Start of PROVIDED DATA

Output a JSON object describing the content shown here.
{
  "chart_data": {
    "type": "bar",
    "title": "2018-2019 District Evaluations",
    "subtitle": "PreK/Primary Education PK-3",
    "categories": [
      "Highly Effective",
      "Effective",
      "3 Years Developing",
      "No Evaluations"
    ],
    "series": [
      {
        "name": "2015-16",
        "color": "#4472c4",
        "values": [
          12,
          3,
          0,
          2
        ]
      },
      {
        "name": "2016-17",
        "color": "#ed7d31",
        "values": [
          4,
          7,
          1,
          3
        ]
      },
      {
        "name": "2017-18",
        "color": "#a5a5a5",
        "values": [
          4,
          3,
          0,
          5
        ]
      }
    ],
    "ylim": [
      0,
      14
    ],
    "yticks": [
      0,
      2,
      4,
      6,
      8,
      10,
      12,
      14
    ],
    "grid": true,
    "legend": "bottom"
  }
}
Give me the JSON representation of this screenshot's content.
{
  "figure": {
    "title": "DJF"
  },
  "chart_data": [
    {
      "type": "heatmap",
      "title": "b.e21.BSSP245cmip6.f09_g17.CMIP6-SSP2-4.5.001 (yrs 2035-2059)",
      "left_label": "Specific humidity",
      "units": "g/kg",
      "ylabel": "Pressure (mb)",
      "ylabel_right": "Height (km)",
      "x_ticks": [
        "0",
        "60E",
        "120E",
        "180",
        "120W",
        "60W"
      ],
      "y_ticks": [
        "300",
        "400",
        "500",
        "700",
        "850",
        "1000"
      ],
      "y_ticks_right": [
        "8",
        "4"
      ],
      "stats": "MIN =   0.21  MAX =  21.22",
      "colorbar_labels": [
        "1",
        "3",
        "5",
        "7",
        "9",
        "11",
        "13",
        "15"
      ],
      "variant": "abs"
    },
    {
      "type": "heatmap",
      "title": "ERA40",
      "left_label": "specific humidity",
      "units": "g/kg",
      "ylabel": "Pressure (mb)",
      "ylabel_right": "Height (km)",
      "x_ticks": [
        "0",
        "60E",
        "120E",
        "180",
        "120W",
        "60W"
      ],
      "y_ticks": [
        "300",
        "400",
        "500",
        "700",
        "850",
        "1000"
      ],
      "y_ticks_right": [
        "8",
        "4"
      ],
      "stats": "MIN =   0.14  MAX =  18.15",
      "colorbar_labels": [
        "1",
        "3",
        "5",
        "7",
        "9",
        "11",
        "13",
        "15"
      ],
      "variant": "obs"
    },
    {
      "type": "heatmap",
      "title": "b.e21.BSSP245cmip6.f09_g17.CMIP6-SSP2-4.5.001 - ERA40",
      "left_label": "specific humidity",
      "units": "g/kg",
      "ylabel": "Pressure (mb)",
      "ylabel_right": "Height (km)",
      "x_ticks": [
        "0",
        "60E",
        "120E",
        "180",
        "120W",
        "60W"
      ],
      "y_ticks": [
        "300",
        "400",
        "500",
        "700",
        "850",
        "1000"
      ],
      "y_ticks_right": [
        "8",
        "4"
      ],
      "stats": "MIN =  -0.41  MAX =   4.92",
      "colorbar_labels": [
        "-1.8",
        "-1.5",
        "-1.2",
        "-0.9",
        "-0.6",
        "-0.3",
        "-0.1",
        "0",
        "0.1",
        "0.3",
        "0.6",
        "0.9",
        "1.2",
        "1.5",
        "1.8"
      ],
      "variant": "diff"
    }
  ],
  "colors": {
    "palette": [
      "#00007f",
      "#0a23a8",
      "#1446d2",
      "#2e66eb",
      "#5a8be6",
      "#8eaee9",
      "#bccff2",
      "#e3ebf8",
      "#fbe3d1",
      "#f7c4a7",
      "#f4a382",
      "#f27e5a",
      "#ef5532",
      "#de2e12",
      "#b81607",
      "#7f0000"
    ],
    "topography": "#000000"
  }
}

End of PROVIDED DATA
Start of PROVIDED DATA

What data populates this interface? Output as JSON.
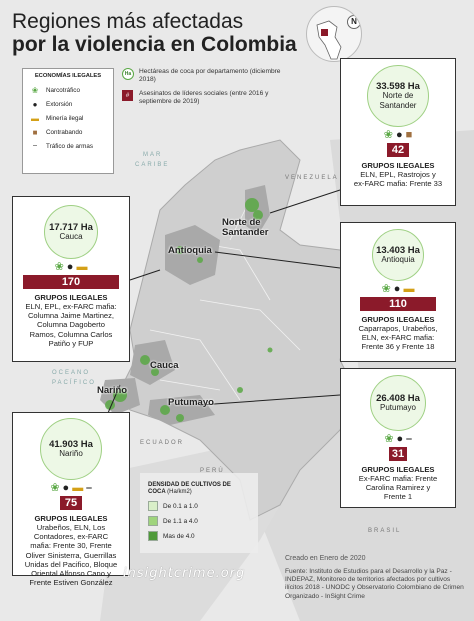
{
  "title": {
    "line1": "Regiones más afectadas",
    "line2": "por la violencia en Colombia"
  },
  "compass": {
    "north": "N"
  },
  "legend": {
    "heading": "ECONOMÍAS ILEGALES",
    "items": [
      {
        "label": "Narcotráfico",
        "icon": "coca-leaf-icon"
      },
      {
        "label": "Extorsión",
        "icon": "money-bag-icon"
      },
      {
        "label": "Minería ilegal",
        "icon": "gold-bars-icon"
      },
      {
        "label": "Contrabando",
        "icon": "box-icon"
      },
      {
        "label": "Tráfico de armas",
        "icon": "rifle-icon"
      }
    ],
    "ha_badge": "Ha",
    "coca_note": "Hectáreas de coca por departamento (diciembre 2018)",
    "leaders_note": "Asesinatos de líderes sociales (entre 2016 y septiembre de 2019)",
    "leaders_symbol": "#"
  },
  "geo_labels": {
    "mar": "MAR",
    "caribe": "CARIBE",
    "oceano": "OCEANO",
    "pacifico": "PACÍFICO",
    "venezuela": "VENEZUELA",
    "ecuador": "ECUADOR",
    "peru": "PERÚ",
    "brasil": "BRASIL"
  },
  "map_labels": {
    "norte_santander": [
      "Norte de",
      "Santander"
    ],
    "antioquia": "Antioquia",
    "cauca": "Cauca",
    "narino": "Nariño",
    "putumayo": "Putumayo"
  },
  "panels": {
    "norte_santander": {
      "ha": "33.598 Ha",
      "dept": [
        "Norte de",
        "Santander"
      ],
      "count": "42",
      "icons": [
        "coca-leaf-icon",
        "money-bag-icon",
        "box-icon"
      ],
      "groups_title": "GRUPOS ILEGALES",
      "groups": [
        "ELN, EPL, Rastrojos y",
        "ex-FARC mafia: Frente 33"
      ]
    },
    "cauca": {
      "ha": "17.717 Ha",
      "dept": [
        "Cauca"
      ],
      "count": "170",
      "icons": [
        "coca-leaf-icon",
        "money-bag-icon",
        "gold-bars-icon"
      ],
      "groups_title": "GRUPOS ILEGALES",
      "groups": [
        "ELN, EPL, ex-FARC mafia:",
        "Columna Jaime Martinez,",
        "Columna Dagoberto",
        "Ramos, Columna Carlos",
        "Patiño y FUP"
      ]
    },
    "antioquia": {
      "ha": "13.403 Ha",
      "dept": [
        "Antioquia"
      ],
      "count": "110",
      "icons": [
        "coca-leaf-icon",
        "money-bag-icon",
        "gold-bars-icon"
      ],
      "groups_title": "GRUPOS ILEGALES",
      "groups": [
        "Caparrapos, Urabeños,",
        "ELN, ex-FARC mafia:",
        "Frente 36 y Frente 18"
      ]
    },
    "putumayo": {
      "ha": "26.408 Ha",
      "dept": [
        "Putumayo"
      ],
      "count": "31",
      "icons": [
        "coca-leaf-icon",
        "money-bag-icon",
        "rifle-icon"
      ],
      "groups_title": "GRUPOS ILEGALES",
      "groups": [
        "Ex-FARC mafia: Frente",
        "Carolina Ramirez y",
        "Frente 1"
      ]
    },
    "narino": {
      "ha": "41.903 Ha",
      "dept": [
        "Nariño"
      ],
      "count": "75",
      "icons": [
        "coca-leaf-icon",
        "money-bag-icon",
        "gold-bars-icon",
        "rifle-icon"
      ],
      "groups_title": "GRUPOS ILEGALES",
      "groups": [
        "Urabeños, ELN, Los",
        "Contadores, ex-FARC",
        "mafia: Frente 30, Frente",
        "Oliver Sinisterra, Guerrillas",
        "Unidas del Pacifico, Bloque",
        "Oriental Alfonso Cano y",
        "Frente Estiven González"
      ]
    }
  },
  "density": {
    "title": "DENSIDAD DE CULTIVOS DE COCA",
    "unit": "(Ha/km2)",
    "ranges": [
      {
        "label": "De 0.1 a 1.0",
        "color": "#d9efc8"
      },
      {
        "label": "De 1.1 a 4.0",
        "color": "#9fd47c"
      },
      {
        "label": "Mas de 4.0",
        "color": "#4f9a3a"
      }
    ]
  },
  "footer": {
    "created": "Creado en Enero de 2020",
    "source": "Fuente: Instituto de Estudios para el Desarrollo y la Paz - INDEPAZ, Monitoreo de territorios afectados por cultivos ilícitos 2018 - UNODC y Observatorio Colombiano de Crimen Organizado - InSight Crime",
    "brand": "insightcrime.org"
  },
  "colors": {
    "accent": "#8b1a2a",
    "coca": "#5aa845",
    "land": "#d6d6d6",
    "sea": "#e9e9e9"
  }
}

End of PROVIDED DATA

◆ **WRITTEN PROBLEM**: In the records above, find each line holding "count" and copy it.

◆ **EXPECTED ANSWER**:
      "count": "42",
      "count": "170",
      "count": "110",
      "count": "31",
      "count": "75",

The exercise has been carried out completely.